## What you will do
Below are the records. Gather each line that holds "JSON".

-=-=-

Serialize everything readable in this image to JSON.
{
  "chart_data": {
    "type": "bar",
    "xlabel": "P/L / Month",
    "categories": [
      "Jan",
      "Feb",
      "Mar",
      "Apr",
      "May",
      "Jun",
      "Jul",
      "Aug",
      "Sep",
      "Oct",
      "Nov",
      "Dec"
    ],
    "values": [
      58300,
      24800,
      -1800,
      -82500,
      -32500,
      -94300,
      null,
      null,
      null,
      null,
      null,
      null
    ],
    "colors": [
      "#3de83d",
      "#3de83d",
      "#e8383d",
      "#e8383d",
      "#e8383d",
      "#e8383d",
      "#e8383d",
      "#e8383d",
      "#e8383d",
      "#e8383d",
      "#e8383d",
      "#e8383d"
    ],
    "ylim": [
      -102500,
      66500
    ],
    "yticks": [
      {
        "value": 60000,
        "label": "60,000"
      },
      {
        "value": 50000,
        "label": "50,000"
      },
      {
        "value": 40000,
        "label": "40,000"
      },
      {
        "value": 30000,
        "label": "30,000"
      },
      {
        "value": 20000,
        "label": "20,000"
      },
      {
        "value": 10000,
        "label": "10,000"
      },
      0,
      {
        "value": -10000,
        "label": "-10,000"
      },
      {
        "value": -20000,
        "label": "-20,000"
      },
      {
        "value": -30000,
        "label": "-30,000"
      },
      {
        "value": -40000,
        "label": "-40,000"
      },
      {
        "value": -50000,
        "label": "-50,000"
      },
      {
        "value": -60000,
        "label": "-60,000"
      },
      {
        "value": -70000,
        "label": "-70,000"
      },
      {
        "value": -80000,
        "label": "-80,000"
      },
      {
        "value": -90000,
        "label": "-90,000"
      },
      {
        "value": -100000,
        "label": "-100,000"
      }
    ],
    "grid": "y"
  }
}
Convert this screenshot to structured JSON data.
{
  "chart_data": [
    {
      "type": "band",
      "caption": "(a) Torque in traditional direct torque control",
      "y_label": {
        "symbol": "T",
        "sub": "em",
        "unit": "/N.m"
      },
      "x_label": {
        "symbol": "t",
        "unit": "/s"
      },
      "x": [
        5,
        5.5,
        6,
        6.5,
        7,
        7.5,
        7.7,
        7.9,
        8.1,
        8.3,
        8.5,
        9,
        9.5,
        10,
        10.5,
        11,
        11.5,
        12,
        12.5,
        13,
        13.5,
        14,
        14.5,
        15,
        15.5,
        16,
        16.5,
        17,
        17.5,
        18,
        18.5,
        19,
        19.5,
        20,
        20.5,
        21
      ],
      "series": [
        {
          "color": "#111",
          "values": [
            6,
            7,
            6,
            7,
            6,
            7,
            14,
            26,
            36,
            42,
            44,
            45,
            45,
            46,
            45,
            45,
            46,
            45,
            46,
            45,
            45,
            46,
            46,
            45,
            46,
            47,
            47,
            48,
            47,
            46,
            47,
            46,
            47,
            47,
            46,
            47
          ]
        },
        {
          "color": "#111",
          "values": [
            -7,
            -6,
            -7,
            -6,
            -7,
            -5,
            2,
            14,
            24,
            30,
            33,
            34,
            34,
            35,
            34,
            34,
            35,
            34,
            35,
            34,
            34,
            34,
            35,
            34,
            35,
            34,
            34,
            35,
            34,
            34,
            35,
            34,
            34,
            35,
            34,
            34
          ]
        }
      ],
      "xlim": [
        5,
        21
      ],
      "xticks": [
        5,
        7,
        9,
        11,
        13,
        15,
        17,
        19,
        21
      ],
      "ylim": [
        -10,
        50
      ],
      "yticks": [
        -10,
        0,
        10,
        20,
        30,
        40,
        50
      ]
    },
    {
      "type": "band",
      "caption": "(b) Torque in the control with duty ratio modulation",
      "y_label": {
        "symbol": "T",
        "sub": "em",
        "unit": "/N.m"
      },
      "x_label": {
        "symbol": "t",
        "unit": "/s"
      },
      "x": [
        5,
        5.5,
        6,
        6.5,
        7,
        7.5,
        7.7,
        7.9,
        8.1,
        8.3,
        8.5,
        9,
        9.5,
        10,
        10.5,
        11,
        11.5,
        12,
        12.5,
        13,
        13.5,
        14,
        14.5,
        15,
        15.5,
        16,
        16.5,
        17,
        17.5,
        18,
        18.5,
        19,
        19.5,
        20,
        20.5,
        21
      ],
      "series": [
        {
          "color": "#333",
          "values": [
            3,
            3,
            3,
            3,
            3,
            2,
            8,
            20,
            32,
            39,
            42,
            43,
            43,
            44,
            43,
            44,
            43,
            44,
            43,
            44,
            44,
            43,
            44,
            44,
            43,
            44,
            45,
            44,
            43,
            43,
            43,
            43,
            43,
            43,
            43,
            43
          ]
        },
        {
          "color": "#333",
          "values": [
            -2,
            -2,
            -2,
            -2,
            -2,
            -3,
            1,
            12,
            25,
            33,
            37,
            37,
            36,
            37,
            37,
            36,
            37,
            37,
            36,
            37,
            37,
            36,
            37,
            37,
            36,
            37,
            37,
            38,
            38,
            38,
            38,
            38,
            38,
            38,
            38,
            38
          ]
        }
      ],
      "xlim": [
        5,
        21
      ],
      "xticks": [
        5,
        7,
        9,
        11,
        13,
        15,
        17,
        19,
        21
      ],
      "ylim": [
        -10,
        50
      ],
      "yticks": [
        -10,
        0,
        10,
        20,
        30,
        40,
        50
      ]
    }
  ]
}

-=-=-

## Task result
Serialize everything readable in this image to JSON.
Convert this screenshot to structured JSON data.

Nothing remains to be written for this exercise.